**Exercise:** Extract the full listing verbatim and drop any pictures from your copy.

·····

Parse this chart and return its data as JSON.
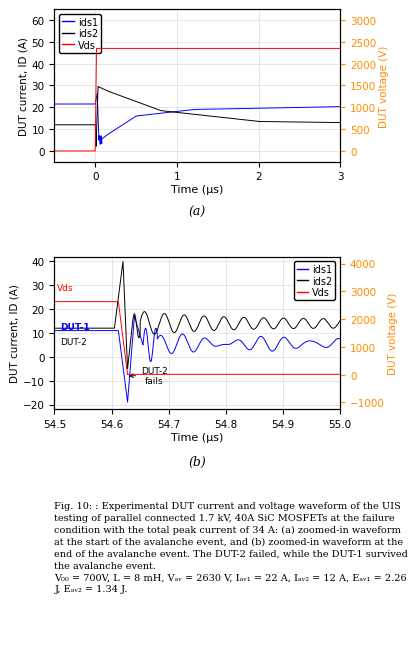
{
  "fig_width": 3.97,
  "fig_height": 6.53,
  "ax1": {
    "xlim": [
      -0.5,
      3.0
    ],
    "ylim_left": [
      -5,
      65
    ],
    "ylim_right": [
      -250,
      3250
    ],
    "yticks_left": [
      0,
      10,
      20,
      30,
      40,
      50,
      60
    ],
    "yticks_right": [
      0,
      500,
      1000,
      1500,
      2000,
      2500,
      3000
    ],
    "xticks": [
      0,
      1,
      2,
      3
    ],
    "xlabel": "Time (μs)",
    "ylabel_left": "DUT current, ID (A)",
    "ylabel_right": "DUT voltage (V)",
    "label_a": "(a)",
    "legend_ids1": "ids1",
    "legend_ids2": "ids2",
    "legend_vds": "Vds",
    "color_ids1": "blue",
    "color_ids2": "black",
    "color_vds": "red",
    "color_right_axis": "#FF8C00"
  },
  "ax2": {
    "xlim": [
      54.5,
      55.0
    ],
    "ylim_left": [
      -22,
      42
    ],
    "ylim_right": [
      -1250,
      4250
    ],
    "yticks_left": [
      -20,
      -10,
      0,
      10,
      20,
      30,
      40
    ],
    "yticks_right": [
      -1000,
      0,
      1000,
      2000,
      3000,
      4000
    ],
    "xticks": [
      54.5,
      54.6,
      54.7,
      54.8,
      54.9,
      55.0
    ],
    "xlabel": "Time (μs)",
    "ylabel_left": "DUT current, ID (A)",
    "ylabel_right": "DUT voltage (V)",
    "label_b": "(b)",
    "legend_ids1": "ids1",
    "legend_ids2": "ids2",
    "legend_vds": "Vds",
    "color_ids1": "blue",
    "color_ids2": "black",
    "color_vds": "red",
    "color_right_axis": "#FF8C00",
    "ann_dut1": "DUT-1",
    "ann_dut2": "DUT-2",
    "ann_fail": "DUT-2\nfails",
    "ann_vds": "Vds"
  },
  "caption_bold": "Fig. 10:",
  "caption_normal": " : Experimental DUT current and voltage waveform of the UIS testing of parallel connected 1.7 kV, 40A SiC MOSFETs at the failure condition with the total peak current of 34 A: (a) zoomed-in waveform at the start of the avalanche event, and (b) zoomed-in waveform at the end of the avalanche event. The DUT-2 failed, while the DUT-1 survived the avalanche event.",
  "caption_params": "V₀₀ = 700V, L = 8 mH, Vₐᵥ = 2630 V, Iₐᵥ₁ = 22 A, Iₐᵥ₂ = 12 A, Eₐᵥ₁ = 2.26 J, Eₐᵥ₂ = 1.34 J."
}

·····

**Task output:**
Parse this chart and return its data as JSON.
{
  "fig_width": 3.97,
  "fig_height": 6.53,
  "ax1": {
    "xlim": [
      -0.5,
      3.0
    ],
    "ylim_left": [
      -5,
      65
    ],
    "ylim_right": [
      -250,
      3250
    ],
    "yticks_left": [
      0,
      10,
      20,
      30,
      40,
      50,
      60
    ],
    "yticks_right": [
      0,
      500,
      1000,
      1500,
      2000,
      2500,
      3000
    ],
    "xticks": [
      0,
      1,
      2,
      3
    ],
    "xlabel": "Time (μs)",
    "ylabel_left": "DUT current, ID (A)",
    "ylabel_right": "DUT voltage (V)",
    "label_a": "(a)",
    "legend_ids1": "ids1",
    "legend_ids2": "ids2",
    "legend_vds": "Vds",
    "color_ids1": "blue",
    "color_ids2": "black",
    "color_vds": "red",
    "color_right_axis": "#FF8C00"
  },
  "ax2": {
    "xlim": [
      54.5,
      55.0
    ],
    "ylim_left": [
      -22,
      42
    ],
    "ylim_right": [
      -1250,
      4250
    ],
    "yticks_left": [
      -20,
      -10,
      0,
      10,
      20,
      30,
      40
    ],
    "yticks_right": [
      -1000,
      0,
      1000,
      2000,
      3000,
      4000
    ],
    "xticks": [
      54.5,
      54.6,
      54.7,
      54.8,
      54.9,
      55.0
    ],
    "xlabel": "Time (μs)",
    "ylabel_left": "DUT current, ID (A)",
    "ylabel_right": "DUT voltage (V)",
    "label_b": "(b)",
    "legend_ids1": "ids1",
    "legend_ids2": "ids2",
    "legend_vds": "Vds",
    "color_ids1": "blue",
    "color_ids2": "black",
    "color_vds": "red",
    "color_right_axis": "#FF8C00",
    "ann_dut1": "DUT-1",
    "ann_dut2": "DUT-2",
    "ann_fail": "DUT-2\nfails",
    "ann_vds": "Vds"
  },
  "caption_bold": "Fig. 10:",
  "caption_normal": " : Experimental DUT current and voltage waveform of the UIS testing of parallel connected 1.7 kV, 40A SiC MOSFETs at the failure condition with the total peak current of 34 A: (a) zoomed-in waveform at the start of the avalanche event, and (b) zoomed-in waveform at the end of the avalanche event. The DUT-2 failed, while the DUT-1 survived the avalanche event.",
  "caption_params": "V₀₀ = 700V, L = 8 mH, Vₐᵥ = 2630 V, Iₐᵥ₁ = 22 A, Iₐᵥ₂ = 12 A, Eₐᵥ₁ = 2.26 J, Eₐᵥ₂ = 1.34 J."
}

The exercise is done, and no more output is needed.